• [RECORDS SHOWN]
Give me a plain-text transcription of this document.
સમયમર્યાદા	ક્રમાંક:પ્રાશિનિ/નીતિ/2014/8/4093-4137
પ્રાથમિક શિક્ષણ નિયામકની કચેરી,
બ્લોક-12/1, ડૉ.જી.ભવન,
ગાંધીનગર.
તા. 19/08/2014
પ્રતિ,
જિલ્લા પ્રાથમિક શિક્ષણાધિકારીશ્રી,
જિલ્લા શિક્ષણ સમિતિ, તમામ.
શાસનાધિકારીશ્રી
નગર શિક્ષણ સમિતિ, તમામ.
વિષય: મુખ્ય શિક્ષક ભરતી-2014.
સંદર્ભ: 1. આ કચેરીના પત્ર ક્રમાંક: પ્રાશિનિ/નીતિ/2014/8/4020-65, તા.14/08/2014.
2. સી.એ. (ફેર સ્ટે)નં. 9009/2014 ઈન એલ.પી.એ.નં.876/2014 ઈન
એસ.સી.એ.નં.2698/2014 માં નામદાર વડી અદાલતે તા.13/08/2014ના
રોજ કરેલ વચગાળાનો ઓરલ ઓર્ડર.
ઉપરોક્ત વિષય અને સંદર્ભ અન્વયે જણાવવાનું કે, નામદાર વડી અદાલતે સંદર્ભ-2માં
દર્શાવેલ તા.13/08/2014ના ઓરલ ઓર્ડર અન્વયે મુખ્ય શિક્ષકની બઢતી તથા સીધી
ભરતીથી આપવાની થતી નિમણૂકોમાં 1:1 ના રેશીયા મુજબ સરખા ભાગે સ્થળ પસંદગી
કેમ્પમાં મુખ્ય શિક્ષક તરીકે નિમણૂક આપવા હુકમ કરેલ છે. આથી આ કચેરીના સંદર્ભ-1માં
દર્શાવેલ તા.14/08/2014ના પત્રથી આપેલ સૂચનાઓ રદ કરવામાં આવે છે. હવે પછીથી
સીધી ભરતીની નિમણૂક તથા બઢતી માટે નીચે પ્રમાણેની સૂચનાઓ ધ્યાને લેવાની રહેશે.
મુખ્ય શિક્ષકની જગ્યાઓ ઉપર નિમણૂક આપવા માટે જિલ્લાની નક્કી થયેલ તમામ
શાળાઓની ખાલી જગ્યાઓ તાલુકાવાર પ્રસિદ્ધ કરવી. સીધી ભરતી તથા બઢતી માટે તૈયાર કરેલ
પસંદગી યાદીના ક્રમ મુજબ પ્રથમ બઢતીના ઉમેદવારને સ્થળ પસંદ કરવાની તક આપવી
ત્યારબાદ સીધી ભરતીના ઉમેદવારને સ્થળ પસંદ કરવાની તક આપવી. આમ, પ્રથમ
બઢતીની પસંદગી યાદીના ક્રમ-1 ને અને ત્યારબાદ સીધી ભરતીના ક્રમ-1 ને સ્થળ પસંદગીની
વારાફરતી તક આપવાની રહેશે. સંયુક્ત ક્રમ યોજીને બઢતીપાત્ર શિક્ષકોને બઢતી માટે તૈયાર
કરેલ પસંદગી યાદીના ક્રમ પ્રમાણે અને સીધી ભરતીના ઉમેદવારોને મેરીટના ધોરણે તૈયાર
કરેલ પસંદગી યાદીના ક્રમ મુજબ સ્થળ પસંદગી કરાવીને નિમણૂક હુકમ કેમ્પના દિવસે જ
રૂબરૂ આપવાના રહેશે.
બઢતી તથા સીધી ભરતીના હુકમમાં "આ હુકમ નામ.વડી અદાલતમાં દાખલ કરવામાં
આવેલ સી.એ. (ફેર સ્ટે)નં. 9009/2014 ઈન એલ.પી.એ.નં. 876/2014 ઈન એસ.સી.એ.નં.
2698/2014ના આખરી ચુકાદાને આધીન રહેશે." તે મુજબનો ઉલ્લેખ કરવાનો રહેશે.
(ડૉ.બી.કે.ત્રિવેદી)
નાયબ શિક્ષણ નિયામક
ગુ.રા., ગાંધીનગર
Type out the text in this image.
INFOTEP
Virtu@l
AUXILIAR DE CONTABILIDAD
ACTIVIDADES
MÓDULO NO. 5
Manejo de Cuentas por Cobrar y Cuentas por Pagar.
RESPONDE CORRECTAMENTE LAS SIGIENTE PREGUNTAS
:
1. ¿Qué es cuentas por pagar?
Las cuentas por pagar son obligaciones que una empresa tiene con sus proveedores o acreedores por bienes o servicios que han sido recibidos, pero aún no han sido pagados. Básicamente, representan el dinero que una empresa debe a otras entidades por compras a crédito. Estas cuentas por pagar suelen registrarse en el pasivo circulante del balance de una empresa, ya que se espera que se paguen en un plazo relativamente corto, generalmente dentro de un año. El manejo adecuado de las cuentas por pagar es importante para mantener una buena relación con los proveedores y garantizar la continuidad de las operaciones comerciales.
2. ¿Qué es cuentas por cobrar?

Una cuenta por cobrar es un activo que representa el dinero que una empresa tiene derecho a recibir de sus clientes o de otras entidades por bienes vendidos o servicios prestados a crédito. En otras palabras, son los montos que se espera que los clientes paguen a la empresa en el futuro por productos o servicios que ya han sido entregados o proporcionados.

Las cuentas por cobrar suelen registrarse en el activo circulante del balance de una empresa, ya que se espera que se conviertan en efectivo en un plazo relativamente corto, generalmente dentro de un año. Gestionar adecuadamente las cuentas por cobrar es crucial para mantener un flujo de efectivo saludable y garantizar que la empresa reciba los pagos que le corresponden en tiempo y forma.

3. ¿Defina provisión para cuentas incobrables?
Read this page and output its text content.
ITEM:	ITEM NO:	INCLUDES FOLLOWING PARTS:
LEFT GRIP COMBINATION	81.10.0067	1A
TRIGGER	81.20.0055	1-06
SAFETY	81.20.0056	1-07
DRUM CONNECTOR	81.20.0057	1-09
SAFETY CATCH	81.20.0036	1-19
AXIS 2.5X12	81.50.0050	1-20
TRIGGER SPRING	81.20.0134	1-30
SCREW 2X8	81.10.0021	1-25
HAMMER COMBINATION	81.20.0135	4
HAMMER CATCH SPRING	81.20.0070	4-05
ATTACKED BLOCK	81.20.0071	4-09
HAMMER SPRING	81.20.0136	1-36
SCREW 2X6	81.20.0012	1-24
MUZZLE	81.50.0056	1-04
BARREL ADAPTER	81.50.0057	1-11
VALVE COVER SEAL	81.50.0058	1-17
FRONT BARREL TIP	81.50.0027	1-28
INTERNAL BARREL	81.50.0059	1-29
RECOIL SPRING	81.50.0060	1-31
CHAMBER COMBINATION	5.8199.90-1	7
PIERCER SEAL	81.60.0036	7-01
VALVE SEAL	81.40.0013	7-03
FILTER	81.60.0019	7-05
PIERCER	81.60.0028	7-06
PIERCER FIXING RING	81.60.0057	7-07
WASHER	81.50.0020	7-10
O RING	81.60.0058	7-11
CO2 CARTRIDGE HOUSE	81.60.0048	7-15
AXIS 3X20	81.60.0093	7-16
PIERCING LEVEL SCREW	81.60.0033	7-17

• [GOAL]
Make an exact copy of every entry.

• [PROBLEM SOLUTION]
Give me a plain-text transcription of this document.
સમયમર્યાદા	ક્રમાંક:પ્રાશિનિ/નીતિ/2014/8/4093-4137
પ્રાથમિક શિક્ષણ નિયામકની કચેરી,
બ્લોક-12/1, ડૉ.જી.ભવન,
ગાંધીનગર.
તા. 19/08/2014
પ્રતિ,
જિલ્લા પ્રાથમિક શિક્ષણાધિકારીશ્રી,
જિલ્લા શિક્ષણ સમિતિ, તમામ.
શાસનાધિકારીશ્રી
નગર શિક્ષણ સમિતિ, તમામ.
વિષય: મુખ્ય શિક્ષક ભરતી-2014.
સંદર્ભ: 1. આ કચેરીના પત્ર ક્રમાંક: પ્રાશિનિ/નીતિ/2014/8/4020-65, તા.14/08/2014.
2. સી.એ. (ફેર સ્ટે)નં. 9009/2014 ઈન એલ.પી.એ.નં.876/2014 ઈન
એસ.સી.એ.નં.2698/2014 માં નામદાર વડી અદાલતે તા.13/08/2014ના
રોજ કરેલ વચગાળાનો ઓરલ ઓર્ડર.
ઉપરોક્ત વિષય અને સંદર્ભ અન્વયે જણાવવાનું કે, નામદાર વડી અદાલતે સંદર્ભ-2માં
દર્શાવેલ તા.13/08/2014ના ઓરલ ઓર્ડર અન્વયે મુખ્ય શિક્ષકની બઢતી તથા સીધી
ભરતીથી આપવાની થતી નિમણૂકોમાં 1:1 ના રેશીયા મુજબ સરખા ભાગે સ્થળ પસંદગી
કેમ્પમાં મુખ્ય શિક્ષક તરીકે નિમણૂક આપવા હુકમ કરેલ છે. આથી આ કચેરીના સંદર્ભ-1માં
દર્શાવેલ તા.14/08/2014ના પત્રથી આપેલ સૂચનાઓ રદ કરવામાં આવે છે. હવે પછીથી
સીધી ભરતીની નિમણૂક તથા બઢતી માટે નીચે પ્રમાણેની સૂચનાઓ ધ્યાને લેવાની રહેશે.
મુખ્ય શિક્ષકની જગ્યાઓ ઉપર નિમણૂક આપવા માટે જિલ્લાની નક્કી થયેલ તમામ
શાળાઓની ખાલી જગ્યાઓ તાલુકાવાર પ્રસિદ્ધ કરવી. સીધી ભરતી તથા બઢતી માટે તૈયાર કરેલ
પસંદગી યાદીના ક્રમ મુજબ પ્રથમ બઢતીના ઉમેદવારને સ્થળ પસંદ કરવાની તક આપવી
ત્યારબાદ સીધી ભરતીના ઉમેદવારને સ્થળ પસંદ કરવાની તક આપવી. આમ, પ્રથમ
બઢતીની પસંદગી યાદીના ક્રમ-1 ને અને ત્યારબાદ સીધી ભરતીના ક્રમ-1 ને સ્થળ પસંદગીની
વારાફરતી તક આપવાની રહેશે. સંયુક્ત ક્રમ યોજીને બઢતીપાત્ર શિક્ષકોને બઢતી માટે તૈયાર
કરેલ પસંદગી યાદીના ક્રમ પ્રમાણે અને સીધી ભરતીના ઉમેદવારોને મેરીટના ધોરણે તૈયાર
કરેલ પસંદગી યાદીના ક્રમ મુજબ સ્થળ પસંદગી કરાવીને નિમણૂક હુકમ કેમ્પના દિવસે જ
રૂબરૂ આપવાના રહેશે.
બઢતી તથા સીધી ભરતીના હુકમમાં "આ હુકમ નામ.વડી અદાલતમાં દાખલ કરવામાં
આવેલ સી.એ. (ફેર સ્ટે)નં. 9009/2014 ઈન એલ.પી.એ.નં. 876/2014 ઈન એસ.સી.એ.નં.
2698/2014ના આખરી ચુકાદાને આધીન રહેશે." તે મુજબનો ઉલ્લેખ કરવાનો રહેશે.
(ડૉ.બી.કે.ત્રિવેદી)
નાયબ શિક્ષણ નિયામક
ગુ.રા., ગાંધીનગર
Type out the text in this image.
INFOTEP
Virtu@l
AUXILIAR DE CONTABILIDAD
ACTIVIDADES
MÓDULO NO. 5
Manejo de Cuentas por Cobrar y Cuentas por Pagar.
RESPONDE CORRECTAMENTE LAS SIGIENTE PREGUNTAS
:
1. ¿Qué es cuentas por pagar?
Las cuentas por pagar son obligaciones que una empresa tiene con sus proveedores o acreedores por bienes o servicios que han sido recibidos, pero aún no han sido pagados. Básicamente, representan el dinero que una empresa debe a otras entidades por compras a crédito. Estas cuentas por pagar suelen registrarse en el pasivo circulante del balance de una empresa, ya que se espera que se paguen en un plazo relativamente corto, generalmente dentro de un año. El manejo adecuado de las cuentas por pagar es importante para mantener una buena relación con los proveedores y garantizar la continuidad de las operaciones comerciales.
2. ¿Qué es cuentas por cobrar?

Una cuenta por cobrar es un activo que representa el dinero que una empresa tiene derecho a recibir de sus clientes o de otras entidades por bienes vendidos o servicios prestados a crédito. En otras palabras, son los montos que se espera que los clientes paguen a la empresa en el futuro por productos o servicios que ya han sido entregados o proporcionados.

Las cuentas por cobrar suelen registrarse en el activo circulante del balance de una empresa, ya que se espera que se conviertan en efectivo en un plazo relativamente corto, generalmente dentro de un año. Gestionar adecuadamente las cuentas por cobrar es crucial para mantener un flujo de efectivo saludable y garantizar que la empresa reciba los pagos que le corresponden en tiempo y forma.

3. ¿Defina provisión para cuentas incobrables?
Read this page and output its text content.
ITEM:	ITEM NO:	INCLUDES FOLLOWING PARTS:
LEFT GRIP COMBINATION	81.10.0067	1A
TRIGGER	81.20.0055	1-06
SAFETY	81.20.0056	1-07
DRUM CONNECTOR	81.20.0057	1-09
SAFETY CATCH	81.20.0036	1-19
AXIS 2.5X12	81.50.0050	1-20
TRIGGER SPRING	81.20.0134	1-30
SCREW 2X8	81.10.0021	1-25
HAMMER COMBINATION	81.20.0135	4
HAMMER CATCH SPRING	81.20.0070	4-05
ATTACKED BLOCK	81.20.0071	4-09
HAMMER SPRING	81.20.0136	1-36
SCREW 2X6	81.20.0012	1-24
MUZZLE	81.50.0056	1-04
BARREL ADAPTER	81.50.0057	1-11
VALVE COVER SEAL	81.50.0058	1-17
FRONT BARREL TIP	81.50.0027	1-28
INTERNAL BARREL	81.50.0059	1-29
RECOIL SPRING	81.50.0060	1-31
CHAMBER COMBINATION	5.8199.90-1	7
PIERCER SEAL	81.60.0036	7-01
VALVE SEAL	81.40.0013	7-03
FILTER	81.60.0019	7-05
PIERCER	81.60.0028	7-06
PIERCER FIXING RING	81.60.0057	7-07
WASHER	81.50.0020	7-10
O RING	81.60.0058	7-11
CO2 CARTRIDGE HOUSE	81.60.0048	7-15
AXIS 3X20	81.60.0093	7-16
PIERCING LEVEL SCREW	81.60.0033	7-17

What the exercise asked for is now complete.